= Task to carry out =
Where a line holds the string "xlabel", return that line.

=-=-=

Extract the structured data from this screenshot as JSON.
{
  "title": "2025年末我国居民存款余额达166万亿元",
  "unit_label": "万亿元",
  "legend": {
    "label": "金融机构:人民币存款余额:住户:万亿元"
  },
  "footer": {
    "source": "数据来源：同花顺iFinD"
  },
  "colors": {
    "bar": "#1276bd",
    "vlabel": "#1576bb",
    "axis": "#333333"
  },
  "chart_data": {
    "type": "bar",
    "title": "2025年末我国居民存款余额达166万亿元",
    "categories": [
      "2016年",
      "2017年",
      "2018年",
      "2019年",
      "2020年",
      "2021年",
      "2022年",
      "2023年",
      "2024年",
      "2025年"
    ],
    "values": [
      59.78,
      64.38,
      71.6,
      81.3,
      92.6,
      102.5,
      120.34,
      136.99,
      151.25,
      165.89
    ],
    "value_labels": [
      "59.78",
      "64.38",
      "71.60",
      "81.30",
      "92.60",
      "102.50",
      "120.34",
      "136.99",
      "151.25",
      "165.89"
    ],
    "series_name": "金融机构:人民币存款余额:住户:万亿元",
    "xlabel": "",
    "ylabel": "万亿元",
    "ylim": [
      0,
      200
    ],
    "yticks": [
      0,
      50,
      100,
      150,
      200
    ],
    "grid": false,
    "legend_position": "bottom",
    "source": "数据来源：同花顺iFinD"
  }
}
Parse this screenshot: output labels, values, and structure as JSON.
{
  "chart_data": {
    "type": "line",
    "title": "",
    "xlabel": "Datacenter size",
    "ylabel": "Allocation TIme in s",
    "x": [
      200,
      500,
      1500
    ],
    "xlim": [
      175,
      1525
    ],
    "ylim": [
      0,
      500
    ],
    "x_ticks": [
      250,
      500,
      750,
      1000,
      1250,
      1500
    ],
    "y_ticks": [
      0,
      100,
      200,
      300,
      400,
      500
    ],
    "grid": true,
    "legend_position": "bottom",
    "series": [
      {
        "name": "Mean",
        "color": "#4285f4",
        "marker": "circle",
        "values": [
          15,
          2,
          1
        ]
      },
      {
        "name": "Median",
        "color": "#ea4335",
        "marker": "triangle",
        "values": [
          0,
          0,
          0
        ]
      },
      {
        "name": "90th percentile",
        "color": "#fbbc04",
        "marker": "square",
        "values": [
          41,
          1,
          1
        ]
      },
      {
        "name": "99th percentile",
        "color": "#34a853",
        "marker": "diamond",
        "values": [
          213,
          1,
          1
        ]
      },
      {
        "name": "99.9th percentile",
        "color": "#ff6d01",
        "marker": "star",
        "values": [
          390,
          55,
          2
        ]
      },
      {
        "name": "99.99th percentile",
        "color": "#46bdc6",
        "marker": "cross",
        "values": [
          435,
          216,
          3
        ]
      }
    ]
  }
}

=-=-=

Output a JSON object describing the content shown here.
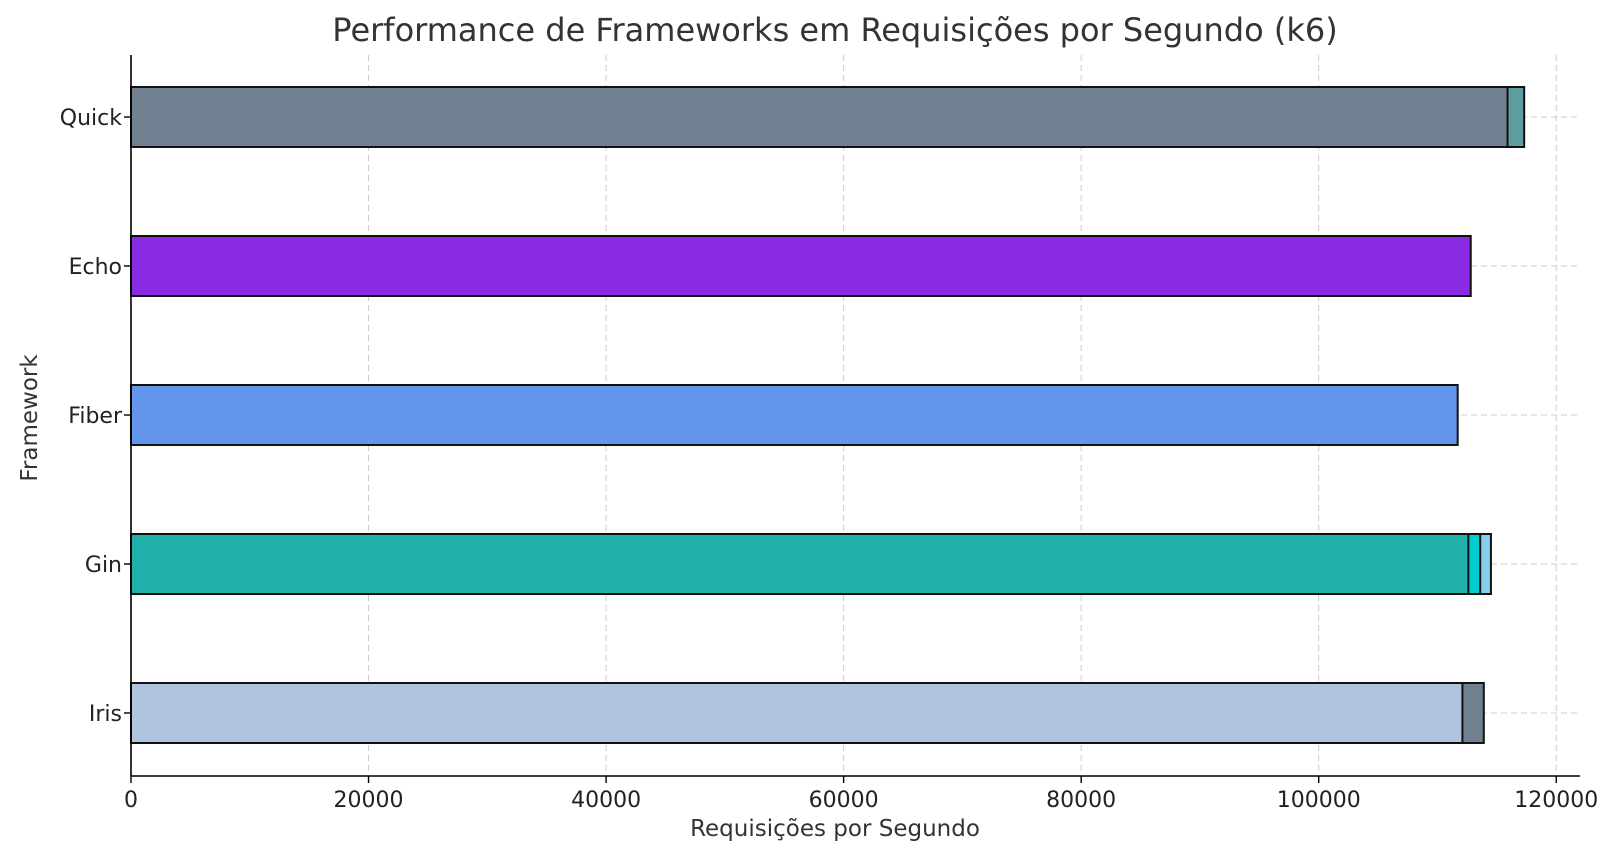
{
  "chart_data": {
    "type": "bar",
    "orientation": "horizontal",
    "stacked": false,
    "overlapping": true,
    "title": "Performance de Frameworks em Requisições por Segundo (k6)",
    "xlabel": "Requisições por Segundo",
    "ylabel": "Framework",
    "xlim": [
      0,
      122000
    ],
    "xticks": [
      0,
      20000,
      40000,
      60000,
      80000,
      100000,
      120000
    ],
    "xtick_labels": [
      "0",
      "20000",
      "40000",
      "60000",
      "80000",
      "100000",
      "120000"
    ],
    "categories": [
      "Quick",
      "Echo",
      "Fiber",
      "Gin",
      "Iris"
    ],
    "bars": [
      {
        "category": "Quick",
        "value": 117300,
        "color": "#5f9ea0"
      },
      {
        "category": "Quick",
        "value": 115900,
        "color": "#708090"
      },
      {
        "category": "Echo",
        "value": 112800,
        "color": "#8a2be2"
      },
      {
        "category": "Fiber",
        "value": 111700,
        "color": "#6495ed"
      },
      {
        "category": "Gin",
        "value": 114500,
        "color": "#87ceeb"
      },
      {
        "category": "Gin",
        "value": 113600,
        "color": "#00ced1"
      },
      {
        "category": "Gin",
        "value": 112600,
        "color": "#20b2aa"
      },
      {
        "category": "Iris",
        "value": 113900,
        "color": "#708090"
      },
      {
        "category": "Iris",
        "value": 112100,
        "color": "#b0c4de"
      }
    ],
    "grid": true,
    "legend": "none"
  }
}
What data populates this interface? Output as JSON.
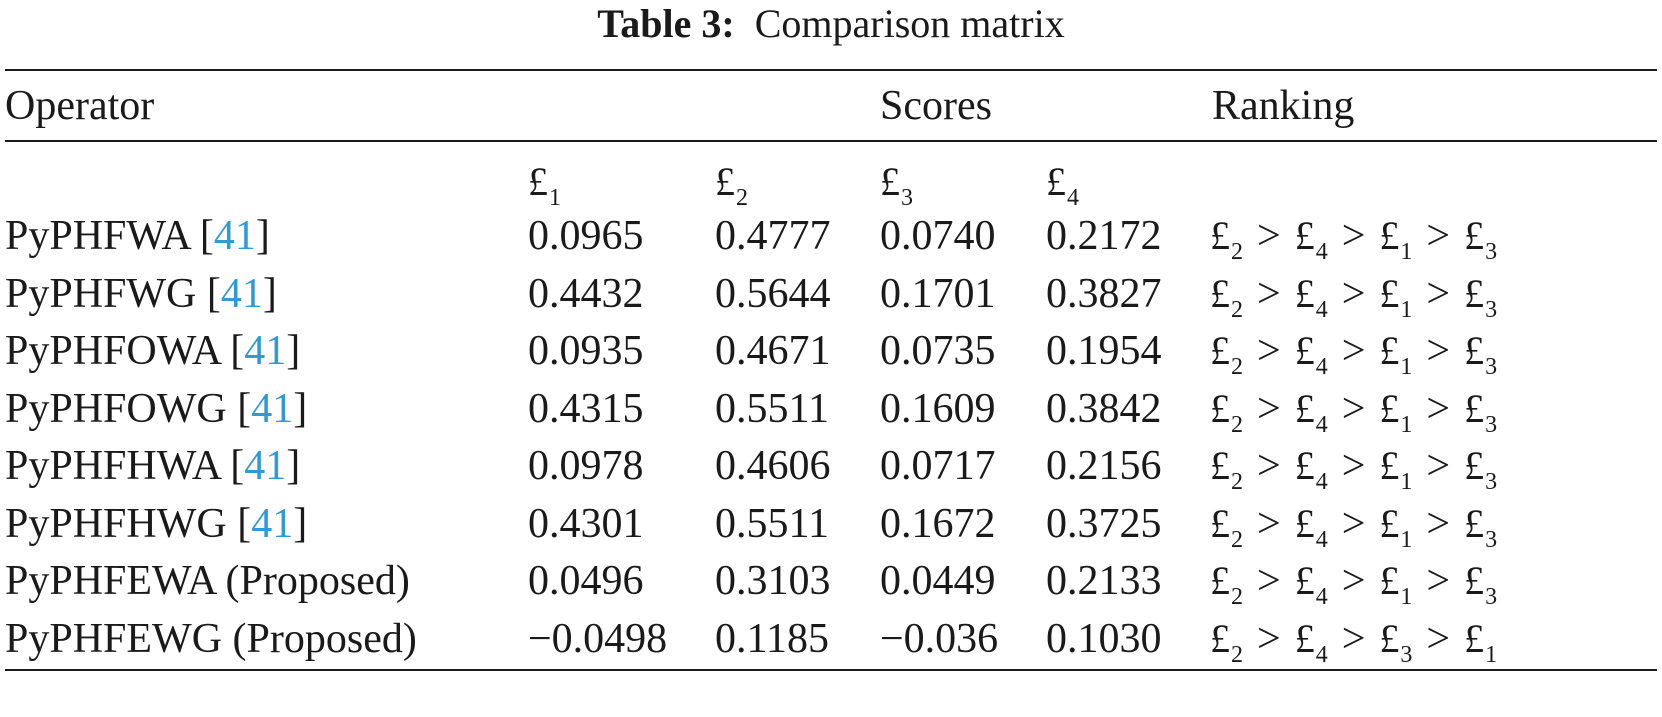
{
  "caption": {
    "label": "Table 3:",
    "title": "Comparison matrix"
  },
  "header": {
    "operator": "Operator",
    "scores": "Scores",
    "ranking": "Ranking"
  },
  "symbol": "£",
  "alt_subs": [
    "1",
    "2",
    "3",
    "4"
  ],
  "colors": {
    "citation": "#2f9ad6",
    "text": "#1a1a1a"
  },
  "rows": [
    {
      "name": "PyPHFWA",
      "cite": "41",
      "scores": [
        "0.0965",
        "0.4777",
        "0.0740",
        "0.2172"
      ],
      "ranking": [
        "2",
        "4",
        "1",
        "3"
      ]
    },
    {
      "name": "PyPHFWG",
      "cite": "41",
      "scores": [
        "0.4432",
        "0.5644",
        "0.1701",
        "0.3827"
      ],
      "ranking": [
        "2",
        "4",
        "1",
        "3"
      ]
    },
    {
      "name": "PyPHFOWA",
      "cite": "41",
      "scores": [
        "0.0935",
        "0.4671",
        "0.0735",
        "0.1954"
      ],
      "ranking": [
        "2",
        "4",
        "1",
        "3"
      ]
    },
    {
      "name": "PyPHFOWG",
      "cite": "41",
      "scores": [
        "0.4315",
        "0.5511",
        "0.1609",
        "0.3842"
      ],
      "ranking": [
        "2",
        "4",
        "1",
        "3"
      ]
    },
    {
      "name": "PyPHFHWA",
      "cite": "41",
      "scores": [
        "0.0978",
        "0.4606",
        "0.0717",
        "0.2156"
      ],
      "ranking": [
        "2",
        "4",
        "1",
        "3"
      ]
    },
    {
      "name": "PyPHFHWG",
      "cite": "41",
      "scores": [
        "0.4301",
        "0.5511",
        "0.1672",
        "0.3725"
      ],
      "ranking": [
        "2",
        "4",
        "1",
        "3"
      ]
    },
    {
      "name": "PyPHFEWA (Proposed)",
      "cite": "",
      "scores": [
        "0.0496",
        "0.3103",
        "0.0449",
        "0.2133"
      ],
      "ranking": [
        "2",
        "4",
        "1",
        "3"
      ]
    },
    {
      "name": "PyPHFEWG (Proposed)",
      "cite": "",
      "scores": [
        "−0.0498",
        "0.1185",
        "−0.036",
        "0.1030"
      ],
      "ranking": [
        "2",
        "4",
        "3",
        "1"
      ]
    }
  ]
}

=-=-=

= Final answer =
    "xlabel": "",
    "xlabel": "Datacenter size",
    "xlabel": "Requisições por Segundo",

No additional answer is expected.